Data entries
※ ※ ※

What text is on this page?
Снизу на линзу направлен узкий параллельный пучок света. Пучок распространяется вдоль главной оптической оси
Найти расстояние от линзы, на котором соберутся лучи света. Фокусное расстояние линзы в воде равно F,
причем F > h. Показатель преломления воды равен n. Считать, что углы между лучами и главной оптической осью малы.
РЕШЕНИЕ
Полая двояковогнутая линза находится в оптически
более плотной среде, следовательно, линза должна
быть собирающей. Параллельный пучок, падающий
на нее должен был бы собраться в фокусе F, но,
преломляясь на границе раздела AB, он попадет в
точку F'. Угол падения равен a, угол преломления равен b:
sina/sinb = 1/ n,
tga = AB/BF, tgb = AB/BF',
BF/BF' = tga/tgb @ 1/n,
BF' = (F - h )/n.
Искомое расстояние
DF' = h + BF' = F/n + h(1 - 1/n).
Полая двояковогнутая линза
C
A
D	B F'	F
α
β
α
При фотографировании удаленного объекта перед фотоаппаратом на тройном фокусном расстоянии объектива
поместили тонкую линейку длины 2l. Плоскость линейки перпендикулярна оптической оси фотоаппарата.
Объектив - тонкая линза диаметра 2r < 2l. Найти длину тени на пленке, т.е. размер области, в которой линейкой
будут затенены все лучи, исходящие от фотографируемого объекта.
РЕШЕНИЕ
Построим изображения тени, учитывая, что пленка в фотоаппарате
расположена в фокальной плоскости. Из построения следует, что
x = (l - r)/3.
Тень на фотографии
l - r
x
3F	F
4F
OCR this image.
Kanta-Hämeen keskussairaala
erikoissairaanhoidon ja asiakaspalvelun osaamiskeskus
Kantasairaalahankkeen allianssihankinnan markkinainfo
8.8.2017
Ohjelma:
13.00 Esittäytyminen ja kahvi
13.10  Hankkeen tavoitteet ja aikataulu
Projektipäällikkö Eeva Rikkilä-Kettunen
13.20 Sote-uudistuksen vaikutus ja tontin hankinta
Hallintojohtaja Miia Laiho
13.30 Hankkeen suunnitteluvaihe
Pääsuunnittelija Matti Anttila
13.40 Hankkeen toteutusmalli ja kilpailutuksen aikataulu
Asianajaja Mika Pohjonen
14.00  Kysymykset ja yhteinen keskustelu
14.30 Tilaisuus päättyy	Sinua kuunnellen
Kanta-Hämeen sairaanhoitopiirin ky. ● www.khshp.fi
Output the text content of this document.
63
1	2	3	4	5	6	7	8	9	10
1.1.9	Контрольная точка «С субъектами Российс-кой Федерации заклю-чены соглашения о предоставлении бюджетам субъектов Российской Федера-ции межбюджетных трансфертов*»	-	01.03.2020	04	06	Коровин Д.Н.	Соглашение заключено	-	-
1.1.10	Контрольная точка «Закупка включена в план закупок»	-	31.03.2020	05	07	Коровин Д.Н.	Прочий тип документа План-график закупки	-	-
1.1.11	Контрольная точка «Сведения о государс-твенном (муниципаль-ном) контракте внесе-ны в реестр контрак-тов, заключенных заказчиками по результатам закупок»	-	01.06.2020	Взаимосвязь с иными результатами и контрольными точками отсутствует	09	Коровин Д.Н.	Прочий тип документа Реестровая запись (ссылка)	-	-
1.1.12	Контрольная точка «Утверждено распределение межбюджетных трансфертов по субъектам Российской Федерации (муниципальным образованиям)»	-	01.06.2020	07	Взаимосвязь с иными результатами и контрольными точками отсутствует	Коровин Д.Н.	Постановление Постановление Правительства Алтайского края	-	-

※ ※ ※

** Exercise goal **
Count each line above in which the string "лучи" appears, then state only the total.

** Output for this exercise **
2